Written instruction: Which lines hold the word "Remove"? Copy each of them.
[Begin The input]
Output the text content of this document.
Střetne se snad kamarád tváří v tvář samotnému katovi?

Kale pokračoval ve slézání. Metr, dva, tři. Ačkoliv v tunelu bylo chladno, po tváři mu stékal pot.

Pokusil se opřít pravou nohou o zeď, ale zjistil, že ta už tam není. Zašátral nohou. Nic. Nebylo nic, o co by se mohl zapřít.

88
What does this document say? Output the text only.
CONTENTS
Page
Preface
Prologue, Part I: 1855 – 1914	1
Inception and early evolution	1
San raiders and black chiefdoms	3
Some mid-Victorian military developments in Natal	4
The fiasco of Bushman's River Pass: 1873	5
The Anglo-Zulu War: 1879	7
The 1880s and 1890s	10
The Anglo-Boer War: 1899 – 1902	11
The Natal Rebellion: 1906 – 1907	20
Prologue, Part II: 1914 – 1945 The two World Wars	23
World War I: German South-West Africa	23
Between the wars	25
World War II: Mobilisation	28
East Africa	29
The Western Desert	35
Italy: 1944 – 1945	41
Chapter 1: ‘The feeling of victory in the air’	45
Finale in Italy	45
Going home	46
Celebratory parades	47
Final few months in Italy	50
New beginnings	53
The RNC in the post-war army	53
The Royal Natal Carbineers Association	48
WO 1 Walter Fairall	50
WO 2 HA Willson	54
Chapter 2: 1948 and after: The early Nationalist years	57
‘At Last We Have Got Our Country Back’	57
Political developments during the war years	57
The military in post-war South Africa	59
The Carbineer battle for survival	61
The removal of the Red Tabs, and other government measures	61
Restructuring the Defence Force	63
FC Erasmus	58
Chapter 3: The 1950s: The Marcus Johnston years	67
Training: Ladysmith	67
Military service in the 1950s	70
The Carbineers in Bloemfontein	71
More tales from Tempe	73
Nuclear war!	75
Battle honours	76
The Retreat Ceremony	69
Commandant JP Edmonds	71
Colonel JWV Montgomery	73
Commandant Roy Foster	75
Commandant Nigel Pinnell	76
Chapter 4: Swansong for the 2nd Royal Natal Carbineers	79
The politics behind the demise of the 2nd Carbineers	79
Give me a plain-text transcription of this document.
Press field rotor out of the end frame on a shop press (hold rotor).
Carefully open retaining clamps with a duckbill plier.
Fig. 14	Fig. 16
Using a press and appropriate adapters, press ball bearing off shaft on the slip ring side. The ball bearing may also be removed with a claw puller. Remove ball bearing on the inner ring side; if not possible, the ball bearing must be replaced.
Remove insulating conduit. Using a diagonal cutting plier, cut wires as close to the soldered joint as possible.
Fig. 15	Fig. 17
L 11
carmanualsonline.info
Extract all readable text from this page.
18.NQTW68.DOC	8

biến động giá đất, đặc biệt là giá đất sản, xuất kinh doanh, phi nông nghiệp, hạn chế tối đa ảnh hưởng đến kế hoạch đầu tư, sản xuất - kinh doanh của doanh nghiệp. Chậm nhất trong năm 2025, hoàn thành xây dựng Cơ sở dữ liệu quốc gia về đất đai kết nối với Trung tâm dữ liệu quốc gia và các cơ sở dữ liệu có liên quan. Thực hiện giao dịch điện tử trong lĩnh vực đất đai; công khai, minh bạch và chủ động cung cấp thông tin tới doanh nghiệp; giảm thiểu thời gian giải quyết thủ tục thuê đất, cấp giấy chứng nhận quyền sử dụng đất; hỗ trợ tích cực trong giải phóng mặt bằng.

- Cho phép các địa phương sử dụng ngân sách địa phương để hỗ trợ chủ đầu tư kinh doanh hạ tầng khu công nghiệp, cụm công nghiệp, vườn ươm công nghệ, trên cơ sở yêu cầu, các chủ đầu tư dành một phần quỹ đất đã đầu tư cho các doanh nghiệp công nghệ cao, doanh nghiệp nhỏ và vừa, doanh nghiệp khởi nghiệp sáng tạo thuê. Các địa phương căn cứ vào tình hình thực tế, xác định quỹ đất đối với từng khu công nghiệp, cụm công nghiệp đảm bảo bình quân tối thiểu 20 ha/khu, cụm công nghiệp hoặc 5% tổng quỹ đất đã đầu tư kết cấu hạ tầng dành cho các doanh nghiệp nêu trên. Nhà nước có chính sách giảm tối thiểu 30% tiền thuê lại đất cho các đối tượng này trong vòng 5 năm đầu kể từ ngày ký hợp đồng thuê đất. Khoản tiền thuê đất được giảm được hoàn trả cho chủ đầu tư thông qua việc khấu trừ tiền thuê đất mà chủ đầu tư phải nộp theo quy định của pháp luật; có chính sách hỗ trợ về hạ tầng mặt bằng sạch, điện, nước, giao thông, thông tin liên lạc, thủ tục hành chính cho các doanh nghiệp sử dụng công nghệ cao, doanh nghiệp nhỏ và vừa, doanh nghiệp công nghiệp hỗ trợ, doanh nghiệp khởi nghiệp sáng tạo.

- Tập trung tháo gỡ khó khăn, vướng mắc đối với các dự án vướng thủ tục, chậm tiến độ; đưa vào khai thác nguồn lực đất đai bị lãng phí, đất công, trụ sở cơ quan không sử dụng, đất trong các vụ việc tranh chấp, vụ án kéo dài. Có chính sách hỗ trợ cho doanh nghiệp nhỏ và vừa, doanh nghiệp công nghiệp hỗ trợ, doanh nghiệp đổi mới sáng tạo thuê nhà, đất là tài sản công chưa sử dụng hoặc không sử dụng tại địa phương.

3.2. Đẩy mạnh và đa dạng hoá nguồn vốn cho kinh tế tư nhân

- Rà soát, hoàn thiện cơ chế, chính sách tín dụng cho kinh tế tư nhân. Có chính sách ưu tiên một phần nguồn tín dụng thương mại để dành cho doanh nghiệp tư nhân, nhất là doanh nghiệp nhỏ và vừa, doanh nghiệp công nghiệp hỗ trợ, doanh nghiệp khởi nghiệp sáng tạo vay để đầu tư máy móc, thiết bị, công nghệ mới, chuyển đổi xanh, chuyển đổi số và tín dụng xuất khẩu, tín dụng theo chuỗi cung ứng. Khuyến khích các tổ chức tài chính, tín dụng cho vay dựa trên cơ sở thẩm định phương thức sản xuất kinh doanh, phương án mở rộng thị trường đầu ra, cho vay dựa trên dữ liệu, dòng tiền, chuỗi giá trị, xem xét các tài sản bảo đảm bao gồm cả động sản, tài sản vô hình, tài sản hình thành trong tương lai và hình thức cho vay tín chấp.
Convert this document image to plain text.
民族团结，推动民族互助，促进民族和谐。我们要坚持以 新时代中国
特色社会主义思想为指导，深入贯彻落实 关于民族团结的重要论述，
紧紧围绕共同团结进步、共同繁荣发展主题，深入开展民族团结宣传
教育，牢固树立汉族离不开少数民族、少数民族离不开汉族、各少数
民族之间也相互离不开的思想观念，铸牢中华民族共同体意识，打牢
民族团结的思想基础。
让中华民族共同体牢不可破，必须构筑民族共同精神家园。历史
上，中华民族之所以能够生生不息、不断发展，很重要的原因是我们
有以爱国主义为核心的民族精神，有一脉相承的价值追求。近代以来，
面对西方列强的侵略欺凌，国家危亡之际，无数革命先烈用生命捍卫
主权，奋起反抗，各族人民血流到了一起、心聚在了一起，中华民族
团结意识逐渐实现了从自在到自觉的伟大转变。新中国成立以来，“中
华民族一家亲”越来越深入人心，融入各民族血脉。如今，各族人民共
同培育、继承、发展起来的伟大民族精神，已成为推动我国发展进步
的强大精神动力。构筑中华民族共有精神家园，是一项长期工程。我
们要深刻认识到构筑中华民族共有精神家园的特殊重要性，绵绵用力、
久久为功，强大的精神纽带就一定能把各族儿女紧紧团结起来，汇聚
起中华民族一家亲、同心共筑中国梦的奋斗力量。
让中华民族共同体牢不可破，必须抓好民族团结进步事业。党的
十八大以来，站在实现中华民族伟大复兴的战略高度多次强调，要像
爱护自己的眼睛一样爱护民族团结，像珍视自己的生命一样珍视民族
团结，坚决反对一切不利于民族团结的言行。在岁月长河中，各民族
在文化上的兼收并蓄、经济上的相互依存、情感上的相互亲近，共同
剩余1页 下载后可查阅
[End The input]
Final result:
Using a press and appropriate adapters, press ball bearing off shaft on the slip ring side. The ball bearing may also be removed with a claw puller. Remove ball bearing on the inner ring side; if not possible, the ball bearing must be replaced.
Remove insulating conduit. Using a diagonal cutting plier, cut wires as close to the soldered joint as possible.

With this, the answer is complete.